::: Task data :::
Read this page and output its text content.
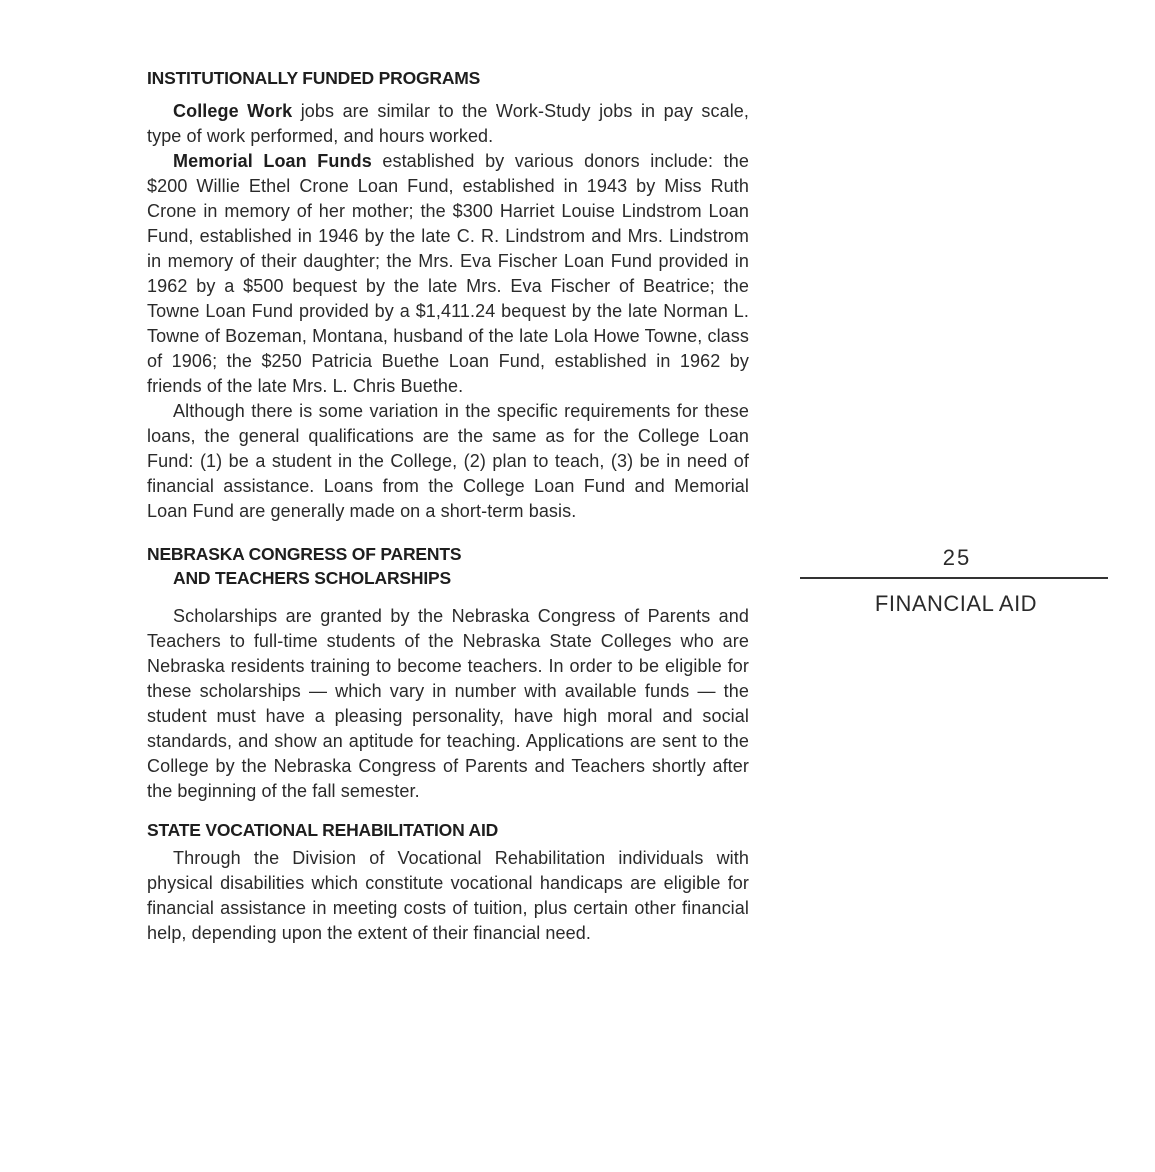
INSTITUTIONALLY FUNDED PROGRAMS

College Work jobs are similar to the Work-Study jobs in pay scale, type of work performed, and hours worked.

Memorial Loan Funds established by various donors include: the $200 Willie Ethel Crone Loan Fund, established in 1943 by Miss Ruth Crone in memory of her mother; the $300 Harriet Louise Lindstrom Loan Fund, established in 1946 by the late C. R. Lindstrom and Mrs. Lindstrom in memory of their daughter; the Mrs. Eva Fischer Loan Fund provided in 1962 by a $500 bequest by the late Mrs. Eva Fischer of Beatrice; the Towne Loan Fund provided by a $1,411.24 bequest by the late Norman L. Towne of Bozeman, Montana, husband of the late Lola Howe Towne, class of 1906; the $250 Patricia Buethe Loan Fund, established in 1962 by friends of the late Mrs. L. Chris Buethe.

Although there is some variation in the specific requirements for these loans, the general qualifications are the same as for the College Loan Fund: (1) be a student in the College, (2) plan to teach, (3) be in need of financial assistance. Loans from the College Loan Fund and Memorial Loan Fund are generally made on a short-term basis.

NEBRASKA CONGRESS OF PARENTS
AND TEACHERS SCHOLARSHIPS

Scholarships are granted by the Nebraska Congress of Parents and Teachers to full-time students of the Nebraska State Colleges who are Nebraska residents training to become teachers. In order to be eligible for these scholarships — which vary in number with available funds — the student must have a pleasing personality, have high moral and social standards, and show an aptitude for teaching. Applications are sent to the College by the Nebraska Congress of Parents and Teachers shortly after the beginning of the fall semester.

STATE VOCATIONAL REHABILITATION AID

Through the Division of Vocational Rehabilitation individuals with physical disabilities which constitute vocational handicaps are eligible for financial assistance in meeting costs of tuition, plus certain other financial help, depending upon the extent of their financial need.

25
FINANCIAL AID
:::
* Job
Output every entry word for word, but omit the pictures.

* Finished answer
Read this page and output its text content.
INSTITUTIONALLY FUNDED PROGRAMS

College Work jobs are similar to the Work-Study jobs in pay scale, type of work performed, and hours worked.

Memorial Loan Funds established by various donors include: the $200 Willie Ethel Crone Loan Fund, established in 1943 by Miss Ruth Crone in memory of her mother; the $300 Harriet Louise Lindstrom Loan Fund, established in 1946 by the late C. R. Lindstrom and Mrs. Lindstrom in memory of their daughter; the Mrs. Eva Fischer Loan Fund provided in 1962 by a $500 bequest by the late Mrs. Eva Fischer of Beatrice; the Towne Loan Fund provided by a $1,411.24 bequest by the late Norman L. Towne of Bozeman, Montana, husband of the late Lola Howe Towne, class of 1906; the $250 Patricia Buethe Loan Fund, established in 1962 by friends of the late Mrs. L. Chris Buethe.

Although there is some variation in the specific requirements for these loans, the general qualifications are the same as for the College Loan Fund: (1) be a student in the College, (2) plan to teach, (3) be in need of financial assistance. Loans from the College Loan Fund and Memorial Loan Fund are generally made on a short-term basis.

NEBRASKA CONGRESS OF PARENTS
AND TEACHERS SCHOLARSHIPS

Scholarships are granted by the Nebraska Congress of Parents and Teachers to full-time students of the Nebraska State Colleges who are Nebraska residents training to become teachers. In order to be eligible for these scholarships — which vary in number with available funds — the student must have a pleasing personality, have high moral and social standards, and show an aptitude for teaching. Applications are sent to the College by the Nebraska Congress of Parents and Teachers shortly after the beginning of the fall semester.

STATE VOCATIONAL REHABILITATION AID

Through the Division of Vocational Rehabilitation individuals with physical disabilities which constitute vocational handicaps are eligible for financial assistance in meeting costs of tuition, plus certain other financial help, depending upon the extent of their financial need.

25
FINANCIAL AID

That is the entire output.